What is asked:
Return each line of the data below verbatim; pictures are to be left out.

[start of Provided material]

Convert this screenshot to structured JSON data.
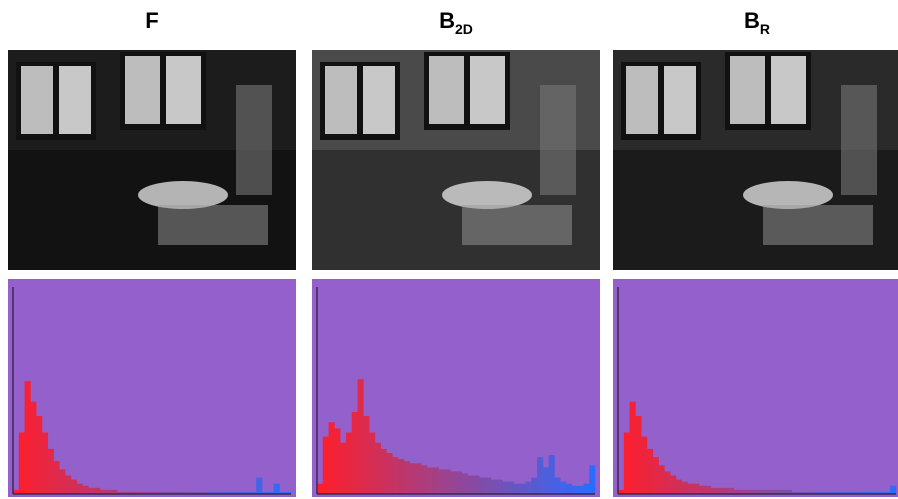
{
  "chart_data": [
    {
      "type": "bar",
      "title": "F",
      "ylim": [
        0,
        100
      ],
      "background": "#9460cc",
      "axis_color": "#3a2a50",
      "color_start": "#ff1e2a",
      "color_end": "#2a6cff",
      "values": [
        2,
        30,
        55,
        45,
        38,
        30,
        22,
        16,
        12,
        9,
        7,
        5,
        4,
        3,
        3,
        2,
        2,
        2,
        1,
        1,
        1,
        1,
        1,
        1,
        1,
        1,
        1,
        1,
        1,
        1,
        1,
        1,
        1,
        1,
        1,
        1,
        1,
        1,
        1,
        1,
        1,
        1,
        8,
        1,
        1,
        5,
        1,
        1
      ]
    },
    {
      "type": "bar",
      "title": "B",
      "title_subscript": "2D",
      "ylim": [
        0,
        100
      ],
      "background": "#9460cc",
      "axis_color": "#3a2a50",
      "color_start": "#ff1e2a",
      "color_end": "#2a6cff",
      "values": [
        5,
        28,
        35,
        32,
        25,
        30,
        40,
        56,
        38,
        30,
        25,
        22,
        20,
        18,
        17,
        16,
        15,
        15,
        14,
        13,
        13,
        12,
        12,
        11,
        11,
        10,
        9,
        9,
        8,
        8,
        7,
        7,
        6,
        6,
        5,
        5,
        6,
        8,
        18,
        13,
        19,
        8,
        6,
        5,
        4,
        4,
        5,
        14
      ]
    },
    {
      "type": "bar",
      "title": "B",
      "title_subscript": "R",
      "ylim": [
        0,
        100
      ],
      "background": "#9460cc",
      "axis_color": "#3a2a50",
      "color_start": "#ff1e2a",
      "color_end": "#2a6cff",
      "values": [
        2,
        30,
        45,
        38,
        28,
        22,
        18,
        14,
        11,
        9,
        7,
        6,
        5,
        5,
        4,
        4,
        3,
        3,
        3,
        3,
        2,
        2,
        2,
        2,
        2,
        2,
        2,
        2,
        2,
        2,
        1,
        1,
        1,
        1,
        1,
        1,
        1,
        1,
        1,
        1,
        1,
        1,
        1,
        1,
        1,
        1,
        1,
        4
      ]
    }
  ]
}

[end of Provided material]

The completed task:
Convert this screenshot to structured JSON data.
{
  "chart_data": [
    {
      "type": "bar",
      "title": "F",
      "ylim": [
        0,
        100
      ],
      "background": "#9460cc",
      "axis_color": "#3a2a50",
      "color_start": "#ff1e2a",
      "color_end": "#2a6cff",
      "values": [
        2,
        30,
        55,
        45,
        38,
        30,
        22,
        16,
        12,
        9,
        7,
        5,
        4,
        3,
        3,
        2,
        2,
        2,
        1,
        1,
        1,
        1,
        1,
        1,
        1,
        1,
        1,
        1,
        1,
        1,
        1,
        1,
        1,
        1,
        1,
        1,
        1,
        1,
        1,
        1,
        1,
        1,
        8,
        1,
        1,
        5,
        1,
        1
      ]
    },
    {
      "type": "bar",
      "title": "B",
      "title_subscript": "2D",
      "ylim": [
        0,
        100
      ],
      "background": "#9460cc",
      "axis_color": "#3a2a50",
      "color_start": "#ff1e2a",
      "color_end": "#2a6cff",
      "values": [
        5,
        28,
        35,
        32,
        25,
        30,
        40,
        56,
        38,
        30,
        25,
        22,
        20,
        18,
        17,
        16,
        15,
        15,
        14,
        13,
        13,
        12,
        12,
        11,
        11,
        10,
        9,
        9,
        8,
        8,
        7,
        7,
        6,
        6,
        5,
        5,
        6,
        8,
        18,
        13,
        19,
        8,
        6,
        5,
        4,
        4,
        5,
        14
      ]
    },
    {
      "type": "bar",
      "title": "B",
      "title_subscript": "R",
      "ylim": [
        0,
        100
      ],
      "background": "#9460cc",
      "axis_color": "#3a2a50",
      "color_start": "#ff1e2a",
      "color_end": "#2a6cff",
      "values": [
        2,
        30,
        45,
        38,
        28,
        22,
        18,
        14,
        11,
        9,
        7,
        6,
        5,
        5,
        4,
        4,
        3,
        3,
        3,
        3,
        2,
        2,
        2,
        2,
        2,
        2,
        2,
        2,
        2,
        2,
        1,
        1,
        1,
        1,
        1,
        1,
        1,
        1,
        1,
        1,
        1,
        1,
        1,
        1,
        1,
        1,
        1,
        4
      ]
    }
  ]
}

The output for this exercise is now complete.